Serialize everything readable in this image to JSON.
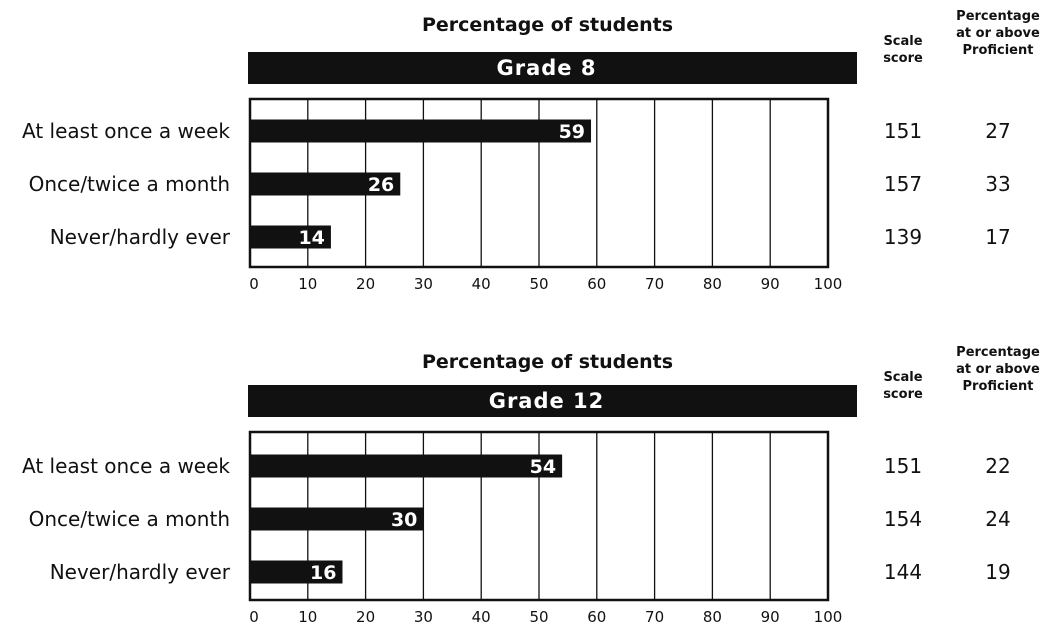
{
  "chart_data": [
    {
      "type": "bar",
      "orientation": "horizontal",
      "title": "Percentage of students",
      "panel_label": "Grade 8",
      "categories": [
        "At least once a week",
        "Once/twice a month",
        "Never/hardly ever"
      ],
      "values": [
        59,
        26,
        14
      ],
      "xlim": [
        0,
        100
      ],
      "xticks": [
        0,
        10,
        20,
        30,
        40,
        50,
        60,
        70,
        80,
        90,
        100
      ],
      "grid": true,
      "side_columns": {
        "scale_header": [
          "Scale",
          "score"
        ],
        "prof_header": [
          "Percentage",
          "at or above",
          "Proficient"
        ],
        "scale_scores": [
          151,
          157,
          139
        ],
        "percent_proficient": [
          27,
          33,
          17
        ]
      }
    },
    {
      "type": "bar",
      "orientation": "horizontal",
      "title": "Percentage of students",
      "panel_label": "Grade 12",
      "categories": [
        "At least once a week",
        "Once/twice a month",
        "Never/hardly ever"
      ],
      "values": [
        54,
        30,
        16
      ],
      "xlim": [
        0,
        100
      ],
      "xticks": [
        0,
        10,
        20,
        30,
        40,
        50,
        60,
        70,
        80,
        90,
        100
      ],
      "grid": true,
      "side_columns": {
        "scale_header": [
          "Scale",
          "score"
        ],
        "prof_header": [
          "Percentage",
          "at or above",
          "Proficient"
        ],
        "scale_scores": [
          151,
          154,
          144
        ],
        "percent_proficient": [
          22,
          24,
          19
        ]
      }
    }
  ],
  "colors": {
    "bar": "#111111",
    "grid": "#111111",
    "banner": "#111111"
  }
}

* **Directions for this task**
Transcribe the records verbatim and omit the images.

* **Complete answer**
Serialize everything readable in this image to JSON.
{
  "chart_data": [
    {
      "type": "bar",
      "orientation": "horizontal",
      "title": "Percentage of students",
      "panel_label": "Grade 8",
      "categories": [
        "At least once a week",
        "Once/twice a month",
        "Never/hardly ever"
      ],
      "values": [
        59,
        26,
        14
      ],
      "xlim": [
        0,
        100
      ],
      "xticks": [
        0,
        10,
        20,
        30,
        40,
        50,
        60,
        70,
        80,
        90,
        100
      ],
      "grid": true,
      "side_columns": {
        "scale_header": [
          "Scale",
          "score"
        ],
        "prof_header": [
          "Percentage",
          "at or above",
          "Proficient"
        ],
        "scale_scores": [
          151,
          157,
          139
        ],
        "percent_proficient": [
          27,
          33,
          17
        ]
      }
    },
    {
      "type": "bar",
      "orientation": "horizontal",
      "title": "Percentage of students",
      "panel_label": "Grade 12",
      "categories": [
        "At least once a week",
        "Once/twice a month",
        "Never/hardly ever"
      ],
      "values": [
        54,
        30,
        16
      ],
      "xlim": [
        0,
        100
      ],
      "xticks": [
        0,
        10,
        20,
        30,
        40,
        50,
        60,
        70,
        80,
        90,
        100
      ],
      "grid": true,
      "side_columns": {
        "scale_header": [
          "Scale",
          "score"
        ],
        "prof_header": [
          "Percentage",
          "at or above",
          "Proficient"
        ],
        "scale_scores": [
          151,
          154,
          144
        ],
        "percent_proficient": [
          22,
          24,
          19
        ]
      }
    }
  ],
  "colors": {
    "bar": "#111111",
    "grid": "#111111",
    "banner": "#111111"
  }
}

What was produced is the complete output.